Stored data:
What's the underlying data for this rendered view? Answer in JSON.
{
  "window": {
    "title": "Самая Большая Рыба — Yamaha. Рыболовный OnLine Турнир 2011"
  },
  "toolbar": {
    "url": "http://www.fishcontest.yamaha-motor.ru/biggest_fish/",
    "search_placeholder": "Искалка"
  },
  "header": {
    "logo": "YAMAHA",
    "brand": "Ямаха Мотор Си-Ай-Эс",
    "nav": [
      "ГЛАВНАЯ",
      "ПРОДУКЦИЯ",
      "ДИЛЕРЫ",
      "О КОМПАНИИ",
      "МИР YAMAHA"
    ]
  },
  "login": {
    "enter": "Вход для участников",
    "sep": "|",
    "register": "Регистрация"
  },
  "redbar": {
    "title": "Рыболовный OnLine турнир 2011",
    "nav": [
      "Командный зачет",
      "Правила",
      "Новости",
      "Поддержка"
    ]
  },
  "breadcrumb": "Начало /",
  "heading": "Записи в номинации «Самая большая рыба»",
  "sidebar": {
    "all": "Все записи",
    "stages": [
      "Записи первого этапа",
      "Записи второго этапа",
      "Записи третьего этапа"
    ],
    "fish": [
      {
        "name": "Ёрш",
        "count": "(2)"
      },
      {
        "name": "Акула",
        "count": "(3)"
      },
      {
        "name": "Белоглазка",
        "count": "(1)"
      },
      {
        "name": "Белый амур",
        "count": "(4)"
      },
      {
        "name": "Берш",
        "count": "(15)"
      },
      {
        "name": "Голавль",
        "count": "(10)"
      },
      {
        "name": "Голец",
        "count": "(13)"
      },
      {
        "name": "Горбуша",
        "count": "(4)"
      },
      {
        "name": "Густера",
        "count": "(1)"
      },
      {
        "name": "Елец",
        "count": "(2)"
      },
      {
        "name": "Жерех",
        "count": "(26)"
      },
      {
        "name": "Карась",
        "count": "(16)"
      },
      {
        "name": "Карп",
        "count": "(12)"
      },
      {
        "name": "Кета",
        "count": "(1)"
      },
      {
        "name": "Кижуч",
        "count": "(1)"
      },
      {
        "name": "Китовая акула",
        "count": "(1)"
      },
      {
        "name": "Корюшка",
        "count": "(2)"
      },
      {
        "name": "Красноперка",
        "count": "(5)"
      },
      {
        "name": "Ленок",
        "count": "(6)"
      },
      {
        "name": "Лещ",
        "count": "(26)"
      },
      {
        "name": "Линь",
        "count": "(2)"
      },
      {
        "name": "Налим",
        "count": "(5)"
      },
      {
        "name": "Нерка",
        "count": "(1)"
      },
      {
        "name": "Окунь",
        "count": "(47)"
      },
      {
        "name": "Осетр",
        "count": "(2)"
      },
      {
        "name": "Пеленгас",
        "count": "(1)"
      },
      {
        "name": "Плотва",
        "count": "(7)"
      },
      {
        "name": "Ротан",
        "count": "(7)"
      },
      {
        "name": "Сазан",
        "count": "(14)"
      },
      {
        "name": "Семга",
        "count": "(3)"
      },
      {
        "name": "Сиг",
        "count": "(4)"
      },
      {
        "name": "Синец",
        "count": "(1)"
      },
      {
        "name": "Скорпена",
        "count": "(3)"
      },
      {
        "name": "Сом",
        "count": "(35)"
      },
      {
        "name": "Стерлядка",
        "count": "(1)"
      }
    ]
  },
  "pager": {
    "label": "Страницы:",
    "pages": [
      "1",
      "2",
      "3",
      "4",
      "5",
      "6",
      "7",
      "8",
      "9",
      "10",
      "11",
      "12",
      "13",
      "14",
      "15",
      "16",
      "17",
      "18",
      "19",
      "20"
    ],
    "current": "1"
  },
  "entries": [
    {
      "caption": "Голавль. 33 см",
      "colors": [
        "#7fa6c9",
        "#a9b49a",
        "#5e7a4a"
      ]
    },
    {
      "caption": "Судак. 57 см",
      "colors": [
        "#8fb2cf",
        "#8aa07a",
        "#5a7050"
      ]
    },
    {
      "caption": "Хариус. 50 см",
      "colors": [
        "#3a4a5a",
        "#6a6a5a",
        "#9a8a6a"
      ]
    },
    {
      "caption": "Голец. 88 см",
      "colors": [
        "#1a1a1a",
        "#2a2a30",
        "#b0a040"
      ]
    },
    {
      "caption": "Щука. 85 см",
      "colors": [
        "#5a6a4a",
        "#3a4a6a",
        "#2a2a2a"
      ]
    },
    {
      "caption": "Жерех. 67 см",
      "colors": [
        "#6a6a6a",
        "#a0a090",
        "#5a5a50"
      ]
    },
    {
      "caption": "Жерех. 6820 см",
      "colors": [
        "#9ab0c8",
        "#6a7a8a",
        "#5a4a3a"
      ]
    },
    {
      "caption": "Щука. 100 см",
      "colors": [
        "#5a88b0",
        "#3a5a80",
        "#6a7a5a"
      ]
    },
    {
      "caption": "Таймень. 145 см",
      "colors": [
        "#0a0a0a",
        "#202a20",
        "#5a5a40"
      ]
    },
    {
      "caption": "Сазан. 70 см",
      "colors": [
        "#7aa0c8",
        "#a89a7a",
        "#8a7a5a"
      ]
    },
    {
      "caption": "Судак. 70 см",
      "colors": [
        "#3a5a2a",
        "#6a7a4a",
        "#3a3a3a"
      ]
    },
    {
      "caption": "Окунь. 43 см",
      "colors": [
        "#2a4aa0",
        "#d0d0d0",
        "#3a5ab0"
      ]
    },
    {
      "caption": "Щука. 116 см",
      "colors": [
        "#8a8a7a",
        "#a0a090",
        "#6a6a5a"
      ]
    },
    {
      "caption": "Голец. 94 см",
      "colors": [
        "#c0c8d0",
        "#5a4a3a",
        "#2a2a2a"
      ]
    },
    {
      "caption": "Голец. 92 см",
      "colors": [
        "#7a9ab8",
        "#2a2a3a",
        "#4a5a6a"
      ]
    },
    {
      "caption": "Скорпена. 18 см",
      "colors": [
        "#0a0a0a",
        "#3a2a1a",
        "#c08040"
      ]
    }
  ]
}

---

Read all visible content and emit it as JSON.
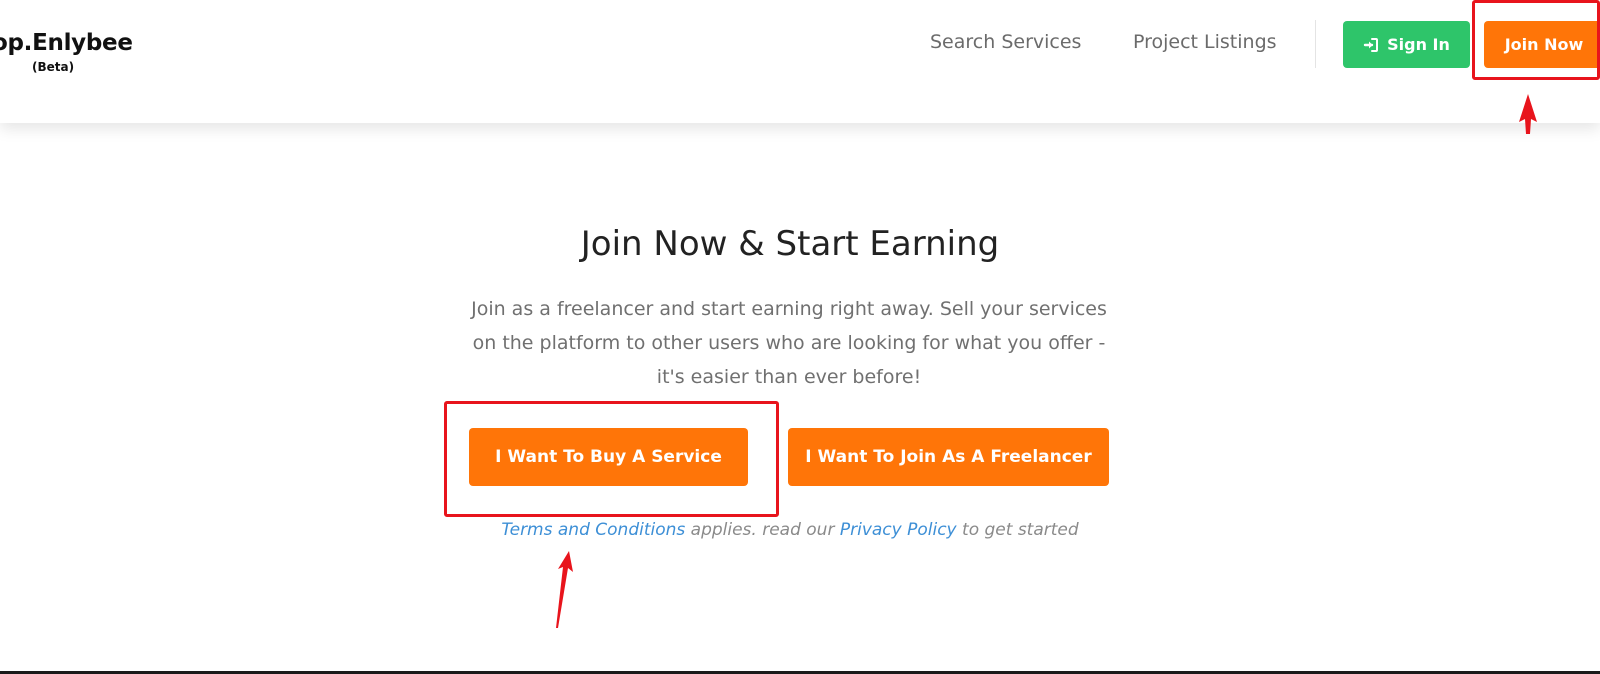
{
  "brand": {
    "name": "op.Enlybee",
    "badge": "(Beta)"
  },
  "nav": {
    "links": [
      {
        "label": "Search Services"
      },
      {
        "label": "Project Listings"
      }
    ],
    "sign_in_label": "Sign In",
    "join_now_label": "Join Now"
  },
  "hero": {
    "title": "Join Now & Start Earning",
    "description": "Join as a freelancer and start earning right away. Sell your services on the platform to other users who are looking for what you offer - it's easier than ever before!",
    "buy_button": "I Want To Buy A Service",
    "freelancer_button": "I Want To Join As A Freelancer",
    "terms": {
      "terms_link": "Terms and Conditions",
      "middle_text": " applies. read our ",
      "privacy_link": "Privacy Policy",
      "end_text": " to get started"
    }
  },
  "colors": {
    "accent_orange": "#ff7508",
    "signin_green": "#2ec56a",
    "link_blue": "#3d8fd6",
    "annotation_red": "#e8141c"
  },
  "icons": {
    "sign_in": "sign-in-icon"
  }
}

WRITTEN REQUEST: List all lines in the material containing the string "Рыболовный".

ANSWER TO THE PROBLEM:
    "title": "Самая Большая Рыба — Yamaha. Рыболовный OnLine Турнир 2011"
    "title": "Рыболовный OnLine турнир 2011",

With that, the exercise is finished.